DATASET:

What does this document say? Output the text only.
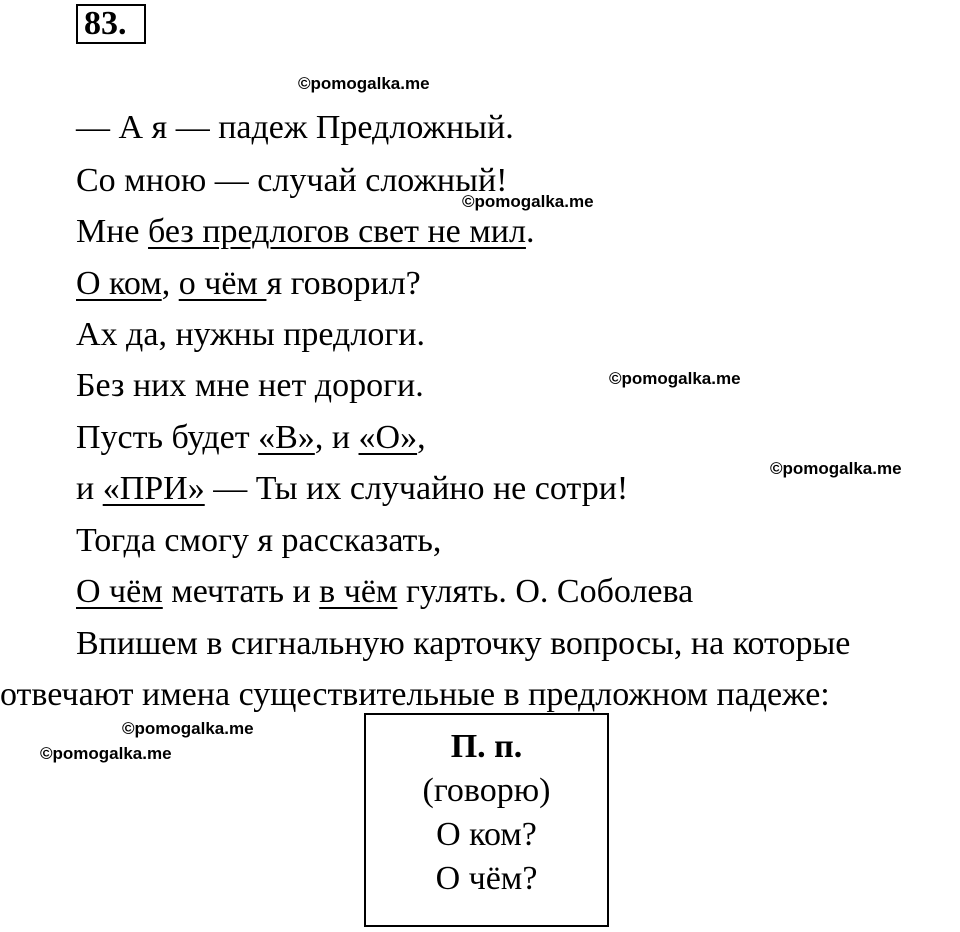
83.
©pomogalka.me
©pomogalka.me
©pomogalka.me
©pomogalka.me
©pomogalka.me
©pomogalka.me
— А я — падеж Предложный.
Со мною — случай сложный!
Мне без предлогов свет не мил.
О ком, о чём я говорил?
Ах да, нужны предлоги.
Без них мне нет дороги.
Пусть будет «В», и «О»,
и «ПРИ» — Ты их случайно не сотри!
Тогда смогу я рассказать,
О чём мечтать и в чём гулять. О. Соболева
Впишем в сигнальную карточку вопросы, на которые
отвечают имена существительные в предложном падеже:
П. п.
(говорю)
О ком?
О чём?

TASK STATEMENT: All of the entries above should be copied exactly, except for the pictures.

WORKED SOLUTION:
What does this document say? Output the text only.
83.
©pomogalka.me
©pomogalka.me
©pomogalka.me
©pomogalka.me
©pomogalka.me
©pomogalka.me
— А я — падеж Предложный.
Со мною — случай сложный!
Мне без предлогов свет не мил.
О ком, о чём я говорил?
Ах да, нужны предлоги.
Без них мне нет дороги.
Пусть будет «В», и «О»,
и «ПРИ» — Ты их случайно не сотри!
Тогда смогу я рассказать,
О чём мечтать и в чём гулять. О. Соболева
Впишем в сигнальную карточку вопросы, на которые
отвечают имена существительные в предложном падеже:
П. п.
(говорю)
О ком?
О чём?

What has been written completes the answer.